* _Do this_: Leave out every picture, then transcribe the rest of the listing exactly.

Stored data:
■ ■ ■ ■ ■

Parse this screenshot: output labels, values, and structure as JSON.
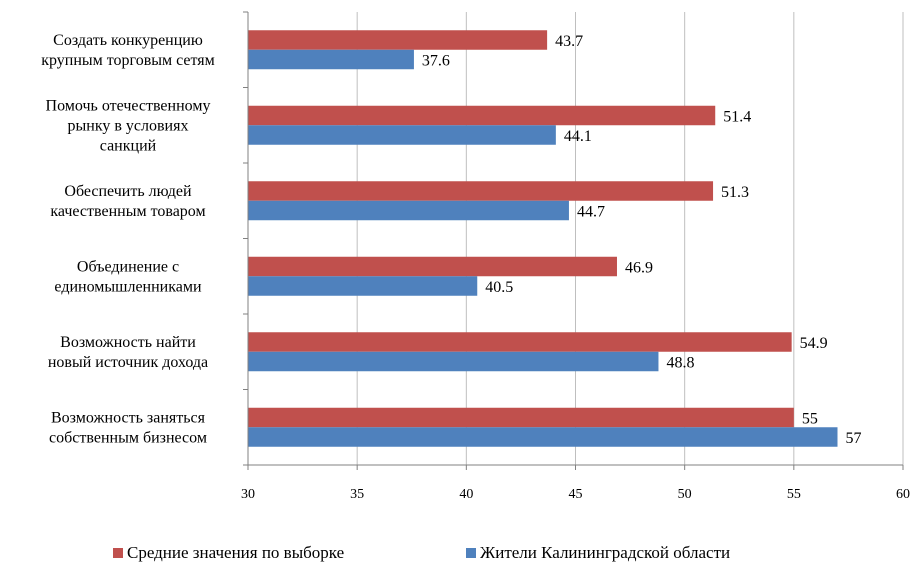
{
  "chart_data": {
    "type": "bar",
    "orientation": "horizontal",
    "categories": [
      [
        "Создать конкуренцию",
        "крупным торговым сетям"
      ],
      [
        "Помочь отечественному",
        "рынку в условиях",
        "санкций"
      ],
      [
        "Обеспечить людей",
        "качественным товаром"
      ],
      [
        "Объединение с",
        "единомышленниками"
      ],
      [
        "Возможность найти",
        "новый источник дохода"
      ],
      [
        "Возможность заняться",
        "собственным бизнесом"
      ]
    ],
    "series": [
      {
        "name": "Средние значения по выборке",
        "color": "#c0504d",
        "values": [
          43.7,
          51.4,
          51.3,
          46.9,
          54.9,
          55
        ]
      },
      {
        "name": "Жители Калининградской области",
        "color": "#4f81bd",
        "values": [
          37.6,
          44.1,
          44.7,
          40.5,
          48.8,
          57
        ]
      }
    ],
    "xlim": [
      30,
      60
    ],
    "xticks": [
      30,
      35,
      40,
      45,
      50,
      55,
      60
    ],
    "grid": true,
    "legend_position": "bottom"
  }
}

■ ■ ■ ■ ■

* _Solution to this task_:
Parse this screenshot: output labels, values, and structure as JSON.
{
  "chart_data": {
    "type": "bar",
    "orientation": "horizontal",
    "categories": [
      [
        "Создать конкуренцию",
        "крупным торговым сетям"
      ],
      [
        "Помочь отечественному",
        "рынку в условиях",
        "санкций"
      ],
      [
        "Обеспечить людей",
        "качественным товаром"
      ],
      [
        "Объединение с",
        "единомышленниками"
      ],
      [
        "Возможность найти",
        "новый источник дохода"
      ],
      [
        "Возможность заняться",
        "собственным бизнесом"
      ]
    ],
    "series": [
      {
        "name": "Средние значения по выборке",
        "color": "#c0504d",
        "values": [
          43.7,
          51.4,
          51.3,
          46.9,
          54.9,
          55
        ]
      },
      {
        "name": "Жители Калининградской области",
        "color": "#4f81bd",
        "values": [
          37.6,
          44.1,
          44.7,
          40.5,
          48.8,
          57
        ]
      }
    ],
    "xlim": [
      30,
      60
    ],
    "xticks": [
      30,
      35,
      40,
      45,
      50,
      55,
      60
    ],
    "grid": true,
    "legend_position": "bottom"
  }
}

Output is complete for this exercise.